* _Stated exercise_
Write out the entries verbatim and leave the images out of the copy.

* _Extracted material_
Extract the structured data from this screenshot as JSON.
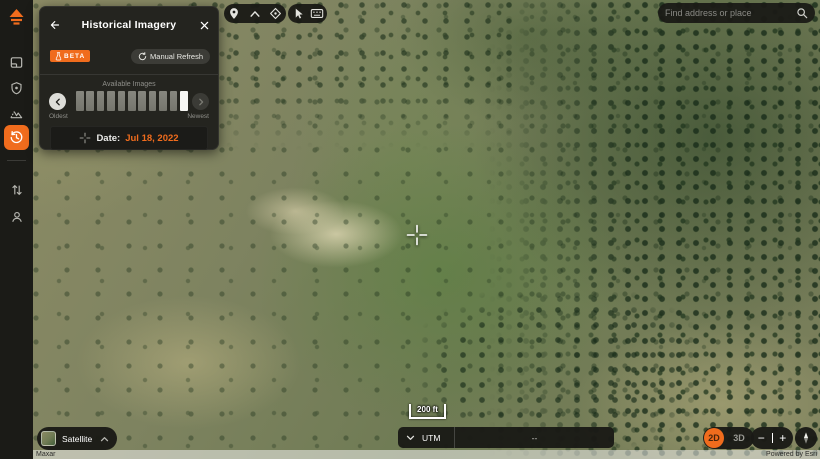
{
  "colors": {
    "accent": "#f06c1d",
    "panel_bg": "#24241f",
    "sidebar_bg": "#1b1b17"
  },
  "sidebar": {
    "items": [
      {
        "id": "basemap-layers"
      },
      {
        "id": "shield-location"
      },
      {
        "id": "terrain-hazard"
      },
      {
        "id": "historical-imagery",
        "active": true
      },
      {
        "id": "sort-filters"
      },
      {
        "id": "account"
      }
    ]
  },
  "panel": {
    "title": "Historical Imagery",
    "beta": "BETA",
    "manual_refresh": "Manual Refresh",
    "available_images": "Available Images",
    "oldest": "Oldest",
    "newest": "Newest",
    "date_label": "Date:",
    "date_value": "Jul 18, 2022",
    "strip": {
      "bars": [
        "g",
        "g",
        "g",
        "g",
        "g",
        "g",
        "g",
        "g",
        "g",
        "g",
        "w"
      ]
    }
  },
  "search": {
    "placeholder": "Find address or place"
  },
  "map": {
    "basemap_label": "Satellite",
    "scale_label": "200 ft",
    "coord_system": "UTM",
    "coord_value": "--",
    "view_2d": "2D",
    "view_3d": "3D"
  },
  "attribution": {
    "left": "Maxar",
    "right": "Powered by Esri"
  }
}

* _The output_
Extract the structured data from this screenshot as JSON.
{
  "colors": {
    "accent": "#f06c1d",
    "panel_bg": "#24241f",
    "sidebar_bg": "#1b1b17"
  },
  "sidebar": {
    "items": [
      {
        "id": "basemap-layers"
      },
      {
        "id": "shield-location"
      },
      {
        "id": "terrain-hazard"
      },
      {
        "id": "historical-imagery",
        "active": true
      },
      {
        "id": "sort-filters"
      },
      {
        "id": "account"
      }
    ]
  },
  "panel": {
    "title": "Historical Imagery",
    "beta": "BETA",
    "manual_refresh": "Manual Refresh",
    "available_images": "Available Images",
    "oldest": "Oldest",
    "newest": "Newest",
    "date_label": "Date:",
    "date_value": "Jul 18, 2022",
    "strip": {
      "bars": [
        "g",
        "g",
        "g",
        "g",
        "g",
        "g",
        "g",
        "g",
        "g",
        "g",
        "w"
      ]
    }
  },
  "search": {
    "placeholder": "Find address or place"
  },
  "map": {
    "basemap_label": "Satellite",
    "scale_label": "200 ft",
    "coord_system": "UTM",
    "coord_value": "--",
    "view_2d": "2D",
    "view_3d": "3D"
  },
  "attribution": {
    "left": "Maxar",
    "right": "Powered by Esri"
  }
}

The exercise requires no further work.